In the copy, keep every record exact and leave out all images.

[Listed records]
○ ○ ○ ○

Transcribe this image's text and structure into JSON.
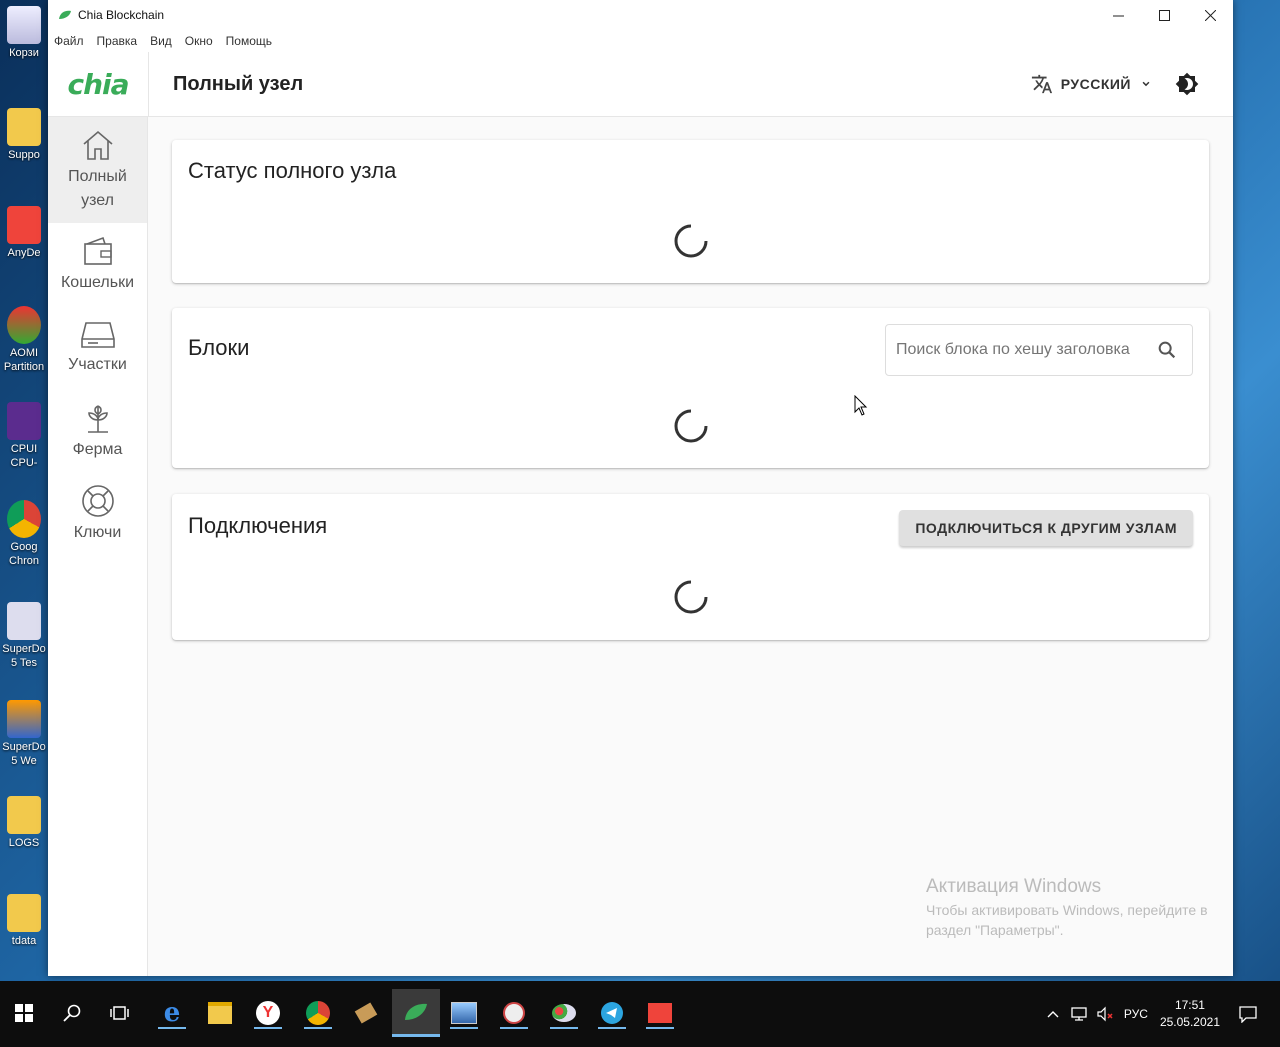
{
  "desktop": {
    "icons": [
      {
        "label": "Корзи",
        "icon": "recycle-bin-icon"
      },
      {
        "label": "Suppo",
        "icon": "folder-icon"
      },
      {
        "label": "AnyDe",
        "icon": "anydesk-icon"
      },
      {
        "label": "AOMI Partition",
        "icon": "partition-icon"
      },
      {
        "label": "CPUI CPU-",
        "icon": "cpuid-icon"
      },
      {
        "label": "Goog Chron",
        "icon": "chrome-icon"
      },
      {
        "label": "SuperDo 5 Tes",
        "icon": "superdoctor-icon"
      },
      {
        "label": "SuperDo 5 We",
        "icon": "superdoctor-web-icon"
      },
      {
        "label": "LOGS",
        "icon": "folder-icon"
      },
      {
        "label": "tdata",
        "icon": "folder-icon"
      }
    ]
  },
  "window": {
    "title": "Chia Blockchain",
    "menu": [
      "Файл",
      "Правка",
      "Вид",
      "Окно",
      "Помощь"
    ]
  },
  "appbar": {
    "logo": "chia",
    "page_title": "Полный узел",
    "language": "РУССКИЙ"
  },
  "sidebar": {
    "items": [
      {
        "label": "Полный узел",
        "icon": "home-icon",
        "active": true
      },
      {
        "label": "Кошельки",
        "icon": "wallet-icon",
        "active": false
      },
      {
        "label": "Участки",
        "icon": "drive-icon",
        "active": false
      },
      {
        "label": "Ферма",
        "icon": "plant-icon",
        "active": false
      },
      {
        "label": "Ключи",
        "icon": "lifebuoy-icon",
        "active": false
      }
    ]
  },
  "cards": {
    "status": {
      "title": "Статус полного узла"
    },
    "blocks": {
      "title": "Блоки",
      "search_placeholder": "Поиск блока по хешу заголовка"
    },
    "connections": {
      "title": "Подключения",
      "connect_button": "ПОДКЛЮЧИТЬСЯ К ДРУГИМ УЗЛАМ"
    }
  },
  "watermark": {
    "line1": "Активация Windows",
    "line2": "Чтобы активировать Windows, перейдите в",
    "line3": "раздел \"Параметры\"."
  },
  "taskbar": {
    "apps": [
      "start-icon",
      "search-icon",
      "task-view-icon",
      "edge-icon",
      "explorer-icon",
      "yandex-icon",
      "chrome-icon",
      "app-icon",
      "chia-icon",
      "network-app-icon",
      "clock-app-icon",
      "paint-icon",
      "telegram-icon",
      "anydesk-icon"
    ],
    "lang": "РУС",
    "time": "17:51",
    "date": "25.05.2021"
  }
}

○ ○ ○ ○

[Result of the exercise]
Transcribe this image's text and structure into JSON.
{
  "desktop": {
    "icons": [
      {
        "label": "Корзи",
        "icon": "recycle-bin-icon"
      },
      {
        "label": "Suppo",
        "icon": "folder-icon"
      },
      {
        "label": "AnyDe",
        "icon": "anydesk-icon"
      },
      {
        "label": "AOMI Partition",
        "icon": "partition-icon"
      },
      {
        "label": "CPUI CPU-",
        "icon": "cpuid-icon"
      },
      {
        "label": "Goog Chron",
        "icon": "chrome-icon"
      },
      {
        "label": "SuperDo 5 Tes",
        "icon": "superdoctor-icon"
      },
      {
        "label": "SuperDo 5 We",
        "icon": "superdoctor-web-icon"
      },
      {
        "label": "LOGS",
        "icon": "folder-icon"
      },
      {
        "label": "tdata",
        "icon": "folder-icon"
      }
    ]
  },
  "window": {
    "title": "Chia Blockchain",
    "menu": [
      "Файл",
      "Правка",
      "Вид",
      "Окно",
      "Помощь"
    ]
  },
  "appbar": {
    "logo": "chia",
    "page_title": "Полный узел",
    "language": "РУССКИЙ"
  },
  "sidebar": {
    "items": [
      {
        "label": "Полный узел",
        "icon": "home-icon",
        "active": true
      },
      {
        "label": "Кошельки",
        "icon": "wallet-icon",
        "active": false
      },
      {
        "label": "Участки",
        "icon": "drive-icon",
        "active": false
      },
      {
        "label": "Ферма",
        "icon": "plant-icon",
        "active": false
      },
      {
        "label": "Ключи",
        "icon": "lifebuoy-icon",
        "active": false
      }
    ]
  },
  "cards": {
    "status": {
      "title": "Статус полного узла"
    },
    "blocks": {
      "title": "Блоки",
      "search_placeholder": "Поиск блока по хешу заголовка"
    },
    "connections": {
      "title": "Подключения",
      "connect_button": "ПОДКЛЮЧИТЬСЯ К ДРУГИМ УЗЛАМ"
    }
  },
  "watermark": {
    "line1": "Активация Windows",
    "line2": "Чтобы активировать Windows, перейдите в",
    "line3": "раздел \"Параметры\"."
  },
  "taskbar": {
    "apps": [
      "start-icon",
      "search-icon",
      "task-view-icon",
      "edge-icon",
      "explorer-icon",
      "yandex-icon",
      "chrome-icon",
      "app-icon",
      "chia-icon",
      "network-app-icon",
      "clock-app-icon",
      "paint-icon",
      "telegram-icon",
      "anydesk-icon"
    ],
    "lang": "РУС",
    "time": "17:51",
    "date": "25.05.2021"
  }
}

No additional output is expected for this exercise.